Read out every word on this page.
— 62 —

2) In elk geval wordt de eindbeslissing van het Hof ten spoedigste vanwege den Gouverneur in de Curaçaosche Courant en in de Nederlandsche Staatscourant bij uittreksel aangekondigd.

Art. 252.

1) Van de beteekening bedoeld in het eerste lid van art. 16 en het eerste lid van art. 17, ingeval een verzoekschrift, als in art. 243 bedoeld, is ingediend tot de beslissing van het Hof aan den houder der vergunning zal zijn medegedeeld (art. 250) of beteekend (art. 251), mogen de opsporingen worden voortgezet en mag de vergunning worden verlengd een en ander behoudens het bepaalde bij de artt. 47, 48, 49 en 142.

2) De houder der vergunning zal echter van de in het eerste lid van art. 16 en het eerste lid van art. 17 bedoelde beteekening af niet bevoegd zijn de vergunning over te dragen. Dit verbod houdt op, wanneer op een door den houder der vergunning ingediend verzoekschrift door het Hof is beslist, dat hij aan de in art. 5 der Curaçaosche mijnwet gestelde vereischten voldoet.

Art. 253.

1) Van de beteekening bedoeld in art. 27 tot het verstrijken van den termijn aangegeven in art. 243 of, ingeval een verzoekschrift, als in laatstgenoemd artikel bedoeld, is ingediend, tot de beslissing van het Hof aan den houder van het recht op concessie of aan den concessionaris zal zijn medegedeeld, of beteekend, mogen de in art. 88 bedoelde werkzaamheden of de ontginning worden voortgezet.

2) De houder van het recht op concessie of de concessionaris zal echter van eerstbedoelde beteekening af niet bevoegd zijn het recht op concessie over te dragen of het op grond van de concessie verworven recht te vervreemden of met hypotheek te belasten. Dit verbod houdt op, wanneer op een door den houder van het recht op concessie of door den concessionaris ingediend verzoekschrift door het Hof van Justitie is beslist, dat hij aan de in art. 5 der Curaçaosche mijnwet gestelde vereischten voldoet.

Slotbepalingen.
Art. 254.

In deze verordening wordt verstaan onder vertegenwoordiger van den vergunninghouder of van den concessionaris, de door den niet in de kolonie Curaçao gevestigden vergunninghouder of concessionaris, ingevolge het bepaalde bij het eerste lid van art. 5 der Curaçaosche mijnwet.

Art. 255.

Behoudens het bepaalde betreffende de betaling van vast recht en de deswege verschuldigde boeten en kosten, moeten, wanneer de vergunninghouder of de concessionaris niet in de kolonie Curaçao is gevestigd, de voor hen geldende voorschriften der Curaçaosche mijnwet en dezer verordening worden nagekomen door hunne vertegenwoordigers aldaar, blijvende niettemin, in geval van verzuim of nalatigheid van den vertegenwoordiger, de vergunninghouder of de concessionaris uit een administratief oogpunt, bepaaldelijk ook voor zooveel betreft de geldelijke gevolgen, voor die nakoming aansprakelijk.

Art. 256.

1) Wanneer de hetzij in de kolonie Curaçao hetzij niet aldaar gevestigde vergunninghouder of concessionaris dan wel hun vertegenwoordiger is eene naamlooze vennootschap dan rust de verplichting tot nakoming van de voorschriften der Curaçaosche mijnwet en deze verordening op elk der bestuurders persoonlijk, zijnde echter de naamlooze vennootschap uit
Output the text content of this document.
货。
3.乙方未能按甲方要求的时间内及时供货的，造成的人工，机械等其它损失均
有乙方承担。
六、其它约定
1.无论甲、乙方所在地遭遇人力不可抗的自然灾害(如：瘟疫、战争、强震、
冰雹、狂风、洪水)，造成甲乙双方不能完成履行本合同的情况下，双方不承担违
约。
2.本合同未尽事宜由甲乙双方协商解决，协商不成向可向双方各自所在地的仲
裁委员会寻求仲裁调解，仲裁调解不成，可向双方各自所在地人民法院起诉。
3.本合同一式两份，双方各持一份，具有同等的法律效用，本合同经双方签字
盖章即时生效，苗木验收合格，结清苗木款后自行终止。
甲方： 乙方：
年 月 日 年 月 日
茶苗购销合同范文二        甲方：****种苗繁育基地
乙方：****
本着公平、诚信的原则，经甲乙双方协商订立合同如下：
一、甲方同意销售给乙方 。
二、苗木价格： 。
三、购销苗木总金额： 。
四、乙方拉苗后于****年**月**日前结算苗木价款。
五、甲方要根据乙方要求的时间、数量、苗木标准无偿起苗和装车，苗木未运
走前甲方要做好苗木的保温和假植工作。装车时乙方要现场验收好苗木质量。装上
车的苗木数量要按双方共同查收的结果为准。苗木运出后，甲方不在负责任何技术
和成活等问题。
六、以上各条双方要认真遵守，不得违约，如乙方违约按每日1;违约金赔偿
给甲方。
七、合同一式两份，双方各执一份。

──────────

(TASK GOAL)
Your task is to repeat every line exactly.

(EXPECTED OUTPUT)
Read out every word on this page.
— 62 —

2) In elk geval wordt de eindbeslissing van het Hof ten spoedigste vanwege den Gouverneur in de Curaçaosche Courant en in de Nederlandsche Staatscourant bij uittreksel aangekondigd.

Art. 252.

1) Van de beteekening bedoeld in het eerste lid van art. 16 en het eerste lid van art. 17, ingeval een verzoekschrift, als in art. 243 bedoeld, is ingediend tot de beslissing van het Hof aan den houder der vergunning zal zijn medegedeeld (art. 250) of beteekend (art. 251), mogen de opsporingen worden voortgezet en mag de vergunning worden verlengd een en ander behoudens het bepaalde bij de artt. 47, 48, 49 en 142.

2) De houder der vergunning zal echter van de in het eerste lid van art. 16 en het eerste lid van art. 17 bedoelde beteekening af niet bevoegd zijn de vergunning over te dragen. Dit verbod houdt op, wanneer op een door den houder der vergunning ingediend verzoekschrift door het Hof is beslist, dat hij aan de in art. 5 der Curaçaosche mijnwet gestelde vereischten voldoet.

Art. 253.

1) Van de beteekening bedoeld in art. 27 tot het verstrijken van den termijn aangegeven in art. 243 of, ingeval een verzoekschrift, als in laatstgenoemd artikel bedoeld, is ingediend, tot de beslissing van het Hof aan den houder van het recht op concessie of aan den concessionaris zal zijn medegedeeld, of beteekend, mogen de in art. 88 bedoelde werkzaamheden of de ontginning worden voortgezet.

2) De houder van het recht op concessie of de concessionaris zal echter van eerstbedoelde beteekening af niet bevoegd zijn het recht op concessie over te dragen of het op grond van de concessie verworven recht te vervreemden of met hypotheek te belasten. Dit verbod houdt op, wanneer op een door den houder van het recht op concessie of door den concessionaris ingediend verzoekschrift door het Hof van Justitie is beslist, dat hij aan de in art. 5 der Curaçaosche mijnwet gestelde vereischten voldoet.

Slotbepalingen.
Art. 254.

In deze verordening wordt verstaan onder vertegenwoordiger van den vergunninghouder of van den concessionaris, de door den niet in de kolonie Curaçao gevestigden vergunninghouder of concessionaris, ingevolge het bepaalde bij het eerste lid van art. 5 der Curaçaosche mijnwet.

Art. 255.

Behoudens het bepaalde betreffende de betaling van vast recht en de deswege verschuldigde boeten en kosten, moeten, wanneer de vergunninghouder of de concessionaris niet in de kolonie Curaçao is gevestigd, de voor hen geldende voorschriften der Curaçaosche mijnwet en dezer verordening worden nagekomen door hunne vertegenwoordigers aldaar, blijvende niettemin, in geval van verzuim of nalatigheid van den vertegenwoordiger, de vergunninghouder of de concessionaris uit een administratief oogpunt, bepaaldelijk ook voor zooveel betreft de geldelijke gevolgen, voor die nakoming aansprakelijk.

Art. 256.

1) Wanneer de hetzij in de kolonie Curaçao hetzij niet aldaar gevestigde vergunninghouder of concessionaris dan wel hun vertegenwoordiger is eene naamlooze vennootschap dan rust de verplichting tot nakoming van de voorschriften der Curaçaosche mijnwet en deze verordening op elk der bestuurders persoonlijk, zijnde echter de naamlooze vennootschap uit
Output the text content of this document.
货。
3.乙方未能按甲方要求的时间内及时供货的，造成的人工，机械等其它损失均
有乙方承担。
六、其它约定
1.无论甲、乙方所在地遭遇人力不可抗的自然灾害(如：瘟疫、战争、强震、
冰雹、狂风、洪水)，造成甲乙双方不能完成履行本合同的情况下，双方不承担违
约。
2.本合同未尽事宜由甲乙双方协商解决，协商不成向可向双方各自所在地的仲
裁委员会寻求仲裁调解，仲裁调解不成，可向双方各自所在地人民法院起诉。
3.本合同一式两份，双方各持一份，具有同等的法律效用，本合同经双方签字
盖章即时生效，苗木验收合格，结清苗木款后自行终止。
甲方： 乙方：
年 月 日 年 月 日
茶苗购销合同范文二        甲方：****种苗繁育基地
乙方：****
本着公平、诚信的原则，经甲乙双方协商订立合同如下：
一、甲方同意销售给乙方 。
二、苗木价格： 。
三、购销苗木总金额： 。
四、乙方拉苗后于****年**月**日前结算苗木价款。
五、甲方要根据乙方要求的时间、数量、苗木标准无偿起苗和装车，苗木未运
走前甲方要做好苗木的保温和假植工作。装车时乙方要现场验收好苗木质量。装上
车的苗木数量要按双方共同查收的结果为准。苗木运出后，甲方不在负责任何技术
和成活等问题。
六、以上各条双方要认真遵守，不得违约，如乙方违约按每日1;违约金赔偿
给甲方。
七、合同一式两份，双方各执一份。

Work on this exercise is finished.